Problem description
Lines containing the word "Francisco" are to be located and copied.

The input
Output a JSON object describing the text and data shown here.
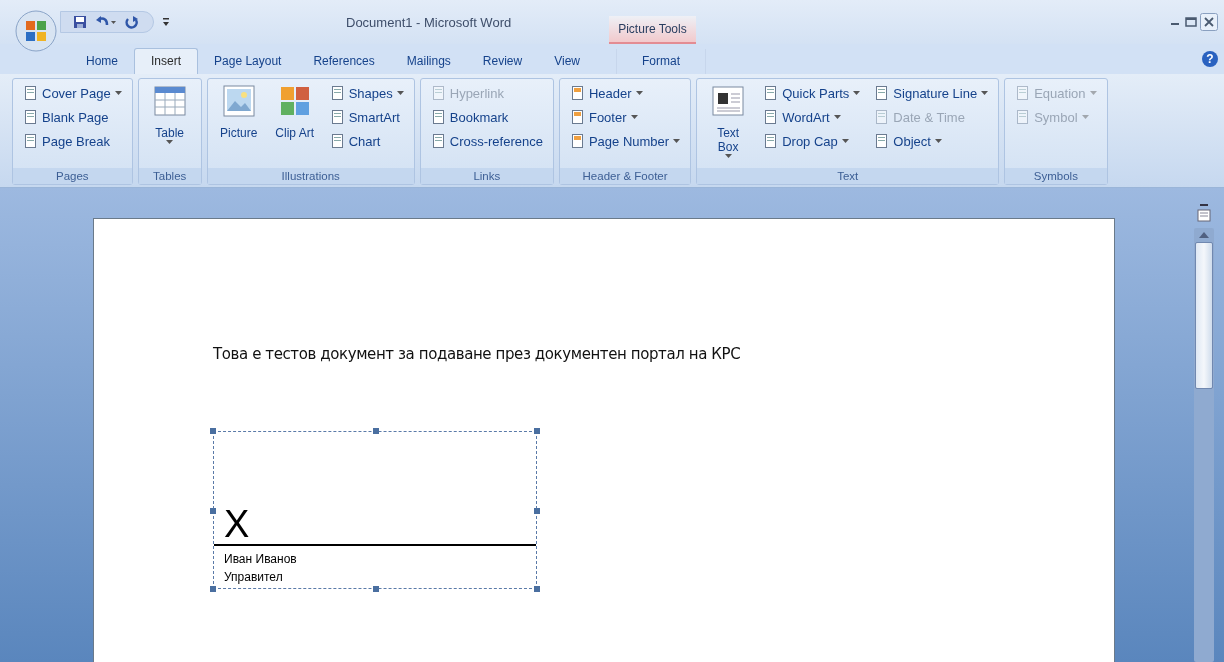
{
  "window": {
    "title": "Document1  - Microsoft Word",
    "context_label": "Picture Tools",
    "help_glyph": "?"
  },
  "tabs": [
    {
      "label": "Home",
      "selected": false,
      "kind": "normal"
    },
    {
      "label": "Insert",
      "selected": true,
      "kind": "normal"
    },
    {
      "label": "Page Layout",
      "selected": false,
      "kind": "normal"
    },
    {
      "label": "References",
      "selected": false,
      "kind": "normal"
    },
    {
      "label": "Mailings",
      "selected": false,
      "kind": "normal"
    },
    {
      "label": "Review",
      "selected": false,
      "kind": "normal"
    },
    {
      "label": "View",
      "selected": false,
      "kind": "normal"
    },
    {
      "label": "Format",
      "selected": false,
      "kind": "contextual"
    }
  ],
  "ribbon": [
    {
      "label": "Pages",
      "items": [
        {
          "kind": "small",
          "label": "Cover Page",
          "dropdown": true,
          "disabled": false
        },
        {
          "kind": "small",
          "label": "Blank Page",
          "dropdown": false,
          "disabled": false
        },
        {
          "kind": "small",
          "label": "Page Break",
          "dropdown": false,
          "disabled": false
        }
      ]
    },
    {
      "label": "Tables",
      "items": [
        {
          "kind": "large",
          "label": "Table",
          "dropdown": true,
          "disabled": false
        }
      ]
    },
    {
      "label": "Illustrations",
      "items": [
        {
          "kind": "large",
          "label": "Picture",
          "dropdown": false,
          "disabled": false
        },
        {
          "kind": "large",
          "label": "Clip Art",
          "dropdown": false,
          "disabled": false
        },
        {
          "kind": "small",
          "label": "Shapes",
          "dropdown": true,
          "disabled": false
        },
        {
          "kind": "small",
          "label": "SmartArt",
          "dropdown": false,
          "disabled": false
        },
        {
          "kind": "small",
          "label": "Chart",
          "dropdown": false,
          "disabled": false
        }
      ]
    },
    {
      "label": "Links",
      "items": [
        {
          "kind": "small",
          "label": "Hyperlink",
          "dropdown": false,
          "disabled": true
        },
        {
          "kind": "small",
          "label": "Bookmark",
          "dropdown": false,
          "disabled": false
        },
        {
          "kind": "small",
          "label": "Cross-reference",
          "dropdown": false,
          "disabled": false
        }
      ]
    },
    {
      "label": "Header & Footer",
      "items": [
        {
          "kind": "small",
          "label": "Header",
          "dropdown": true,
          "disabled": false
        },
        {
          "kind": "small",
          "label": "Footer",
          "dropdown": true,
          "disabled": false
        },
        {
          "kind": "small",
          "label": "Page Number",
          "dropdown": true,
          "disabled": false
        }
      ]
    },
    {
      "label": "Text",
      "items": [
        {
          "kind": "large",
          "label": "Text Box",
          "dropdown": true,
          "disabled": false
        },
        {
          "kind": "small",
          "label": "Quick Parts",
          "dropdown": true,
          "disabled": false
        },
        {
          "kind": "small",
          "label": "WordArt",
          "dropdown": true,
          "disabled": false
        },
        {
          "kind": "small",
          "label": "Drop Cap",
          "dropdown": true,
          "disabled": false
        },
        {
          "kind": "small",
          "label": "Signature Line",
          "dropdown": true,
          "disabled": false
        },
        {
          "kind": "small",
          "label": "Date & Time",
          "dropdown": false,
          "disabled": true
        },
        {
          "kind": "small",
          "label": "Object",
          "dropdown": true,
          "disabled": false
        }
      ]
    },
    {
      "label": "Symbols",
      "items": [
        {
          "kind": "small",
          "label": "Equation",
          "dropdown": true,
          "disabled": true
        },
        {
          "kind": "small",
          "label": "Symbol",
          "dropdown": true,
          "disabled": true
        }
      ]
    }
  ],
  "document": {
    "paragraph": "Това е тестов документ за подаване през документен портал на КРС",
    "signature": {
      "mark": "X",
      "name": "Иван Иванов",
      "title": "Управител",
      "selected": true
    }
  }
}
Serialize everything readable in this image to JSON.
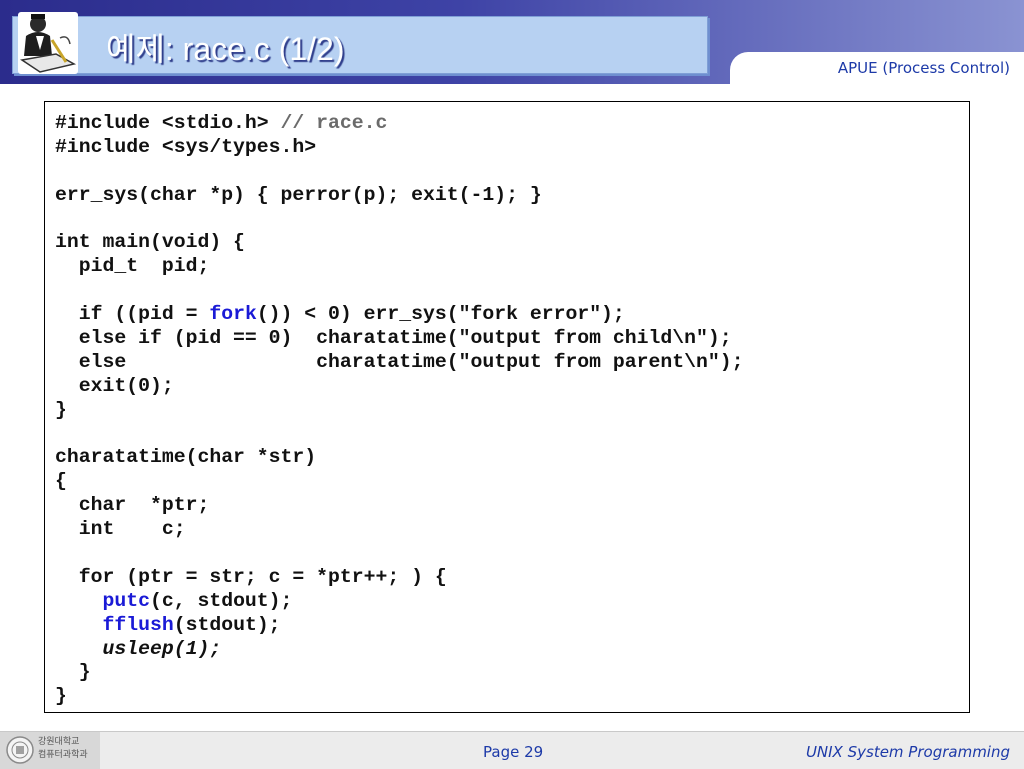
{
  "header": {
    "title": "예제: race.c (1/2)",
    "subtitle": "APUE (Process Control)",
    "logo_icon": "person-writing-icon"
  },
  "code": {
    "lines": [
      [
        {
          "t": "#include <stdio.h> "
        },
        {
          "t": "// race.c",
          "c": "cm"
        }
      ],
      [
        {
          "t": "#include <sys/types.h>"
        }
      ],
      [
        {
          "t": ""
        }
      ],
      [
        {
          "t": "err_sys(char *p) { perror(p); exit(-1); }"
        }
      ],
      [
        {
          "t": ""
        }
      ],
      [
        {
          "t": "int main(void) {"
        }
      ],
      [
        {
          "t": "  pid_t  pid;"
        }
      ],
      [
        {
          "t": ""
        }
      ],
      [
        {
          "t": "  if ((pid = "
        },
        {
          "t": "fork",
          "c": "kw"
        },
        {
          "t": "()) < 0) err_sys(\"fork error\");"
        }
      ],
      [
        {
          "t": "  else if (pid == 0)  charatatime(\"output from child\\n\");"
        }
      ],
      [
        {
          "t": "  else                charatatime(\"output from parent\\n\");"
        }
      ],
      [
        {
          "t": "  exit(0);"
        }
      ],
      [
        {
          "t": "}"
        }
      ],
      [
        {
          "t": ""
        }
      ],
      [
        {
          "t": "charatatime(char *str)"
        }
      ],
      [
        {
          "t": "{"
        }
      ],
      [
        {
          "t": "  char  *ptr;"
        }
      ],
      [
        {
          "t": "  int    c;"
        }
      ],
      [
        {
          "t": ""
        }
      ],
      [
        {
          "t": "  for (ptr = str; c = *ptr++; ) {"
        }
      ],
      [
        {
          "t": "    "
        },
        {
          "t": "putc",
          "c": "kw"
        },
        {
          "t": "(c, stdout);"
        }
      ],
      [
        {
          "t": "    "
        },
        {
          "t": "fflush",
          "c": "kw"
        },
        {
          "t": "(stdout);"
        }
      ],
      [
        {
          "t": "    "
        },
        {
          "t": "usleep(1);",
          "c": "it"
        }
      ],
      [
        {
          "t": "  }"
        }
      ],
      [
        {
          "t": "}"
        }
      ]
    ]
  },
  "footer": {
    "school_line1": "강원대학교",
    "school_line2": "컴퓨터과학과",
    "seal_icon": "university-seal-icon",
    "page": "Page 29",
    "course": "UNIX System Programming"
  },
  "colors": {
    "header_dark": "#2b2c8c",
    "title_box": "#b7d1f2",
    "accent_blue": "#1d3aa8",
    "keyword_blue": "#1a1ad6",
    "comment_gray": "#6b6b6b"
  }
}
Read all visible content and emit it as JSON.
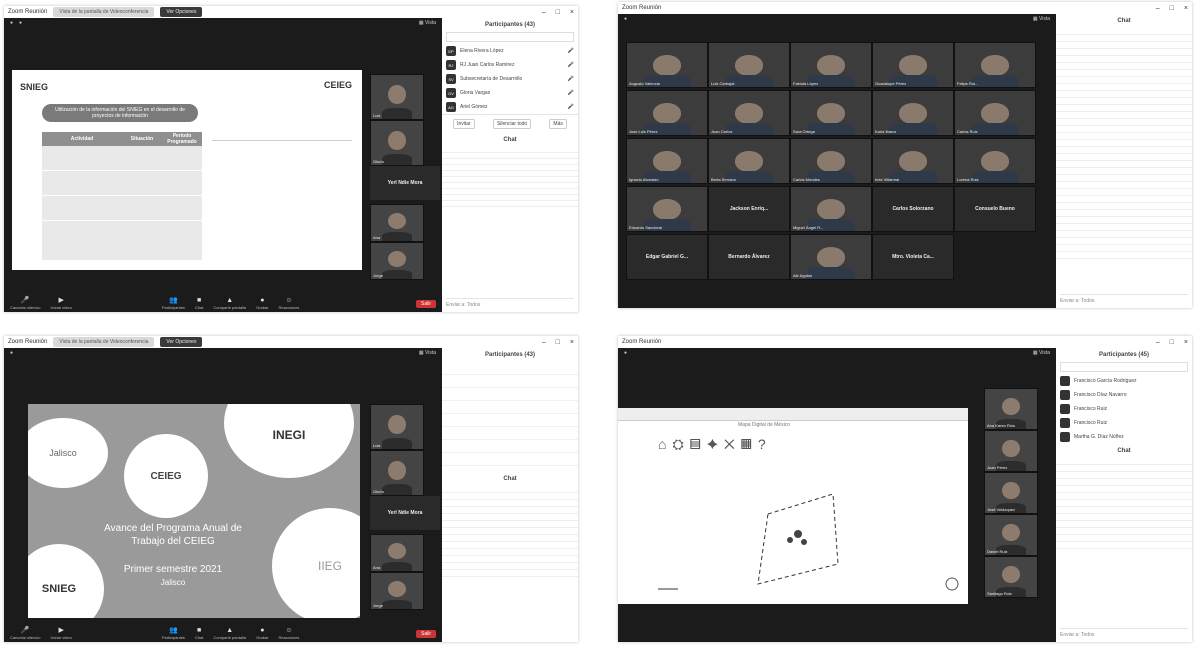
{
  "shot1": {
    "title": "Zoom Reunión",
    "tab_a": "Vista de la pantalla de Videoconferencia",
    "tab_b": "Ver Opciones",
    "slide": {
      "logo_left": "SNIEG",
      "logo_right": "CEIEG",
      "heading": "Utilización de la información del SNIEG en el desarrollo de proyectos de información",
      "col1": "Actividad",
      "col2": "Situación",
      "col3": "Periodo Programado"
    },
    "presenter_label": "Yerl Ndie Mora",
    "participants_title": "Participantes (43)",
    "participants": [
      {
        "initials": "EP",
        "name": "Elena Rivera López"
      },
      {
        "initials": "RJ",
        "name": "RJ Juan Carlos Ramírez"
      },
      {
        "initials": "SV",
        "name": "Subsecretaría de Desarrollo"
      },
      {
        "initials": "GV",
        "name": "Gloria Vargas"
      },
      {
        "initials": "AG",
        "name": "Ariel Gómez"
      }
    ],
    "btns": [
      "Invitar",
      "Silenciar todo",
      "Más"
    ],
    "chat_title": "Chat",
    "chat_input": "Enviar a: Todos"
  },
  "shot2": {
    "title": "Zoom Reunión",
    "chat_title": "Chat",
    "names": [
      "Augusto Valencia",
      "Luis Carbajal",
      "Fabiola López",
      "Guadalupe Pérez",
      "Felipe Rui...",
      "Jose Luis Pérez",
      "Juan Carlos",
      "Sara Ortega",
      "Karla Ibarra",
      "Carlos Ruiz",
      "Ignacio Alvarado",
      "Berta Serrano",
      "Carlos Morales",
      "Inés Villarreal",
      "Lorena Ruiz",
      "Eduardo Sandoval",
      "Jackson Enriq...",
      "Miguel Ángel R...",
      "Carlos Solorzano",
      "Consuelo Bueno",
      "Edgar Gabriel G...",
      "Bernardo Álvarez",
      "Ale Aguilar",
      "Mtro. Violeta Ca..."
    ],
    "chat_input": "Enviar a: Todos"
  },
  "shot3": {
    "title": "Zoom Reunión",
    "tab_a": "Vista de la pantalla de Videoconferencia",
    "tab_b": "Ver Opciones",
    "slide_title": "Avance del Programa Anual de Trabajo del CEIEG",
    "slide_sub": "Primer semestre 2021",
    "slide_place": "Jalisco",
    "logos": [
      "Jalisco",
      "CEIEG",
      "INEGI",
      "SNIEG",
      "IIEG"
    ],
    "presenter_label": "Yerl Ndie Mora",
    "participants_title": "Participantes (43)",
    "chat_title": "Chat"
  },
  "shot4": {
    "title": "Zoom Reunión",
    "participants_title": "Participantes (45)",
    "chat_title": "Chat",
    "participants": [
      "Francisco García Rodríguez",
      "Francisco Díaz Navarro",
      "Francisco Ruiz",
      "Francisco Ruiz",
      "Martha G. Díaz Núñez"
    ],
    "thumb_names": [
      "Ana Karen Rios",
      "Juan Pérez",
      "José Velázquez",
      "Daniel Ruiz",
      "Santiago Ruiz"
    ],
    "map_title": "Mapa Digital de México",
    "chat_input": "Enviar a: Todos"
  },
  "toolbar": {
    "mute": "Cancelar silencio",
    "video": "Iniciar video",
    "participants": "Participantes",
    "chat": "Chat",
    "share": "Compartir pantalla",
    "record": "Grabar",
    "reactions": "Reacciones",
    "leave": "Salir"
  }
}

Reply to the task
      "Francisco García Rodríguez",
      "Francisco Díaz Navarro",
      "Francisco Ruiz",
      "Francisco Ruiz",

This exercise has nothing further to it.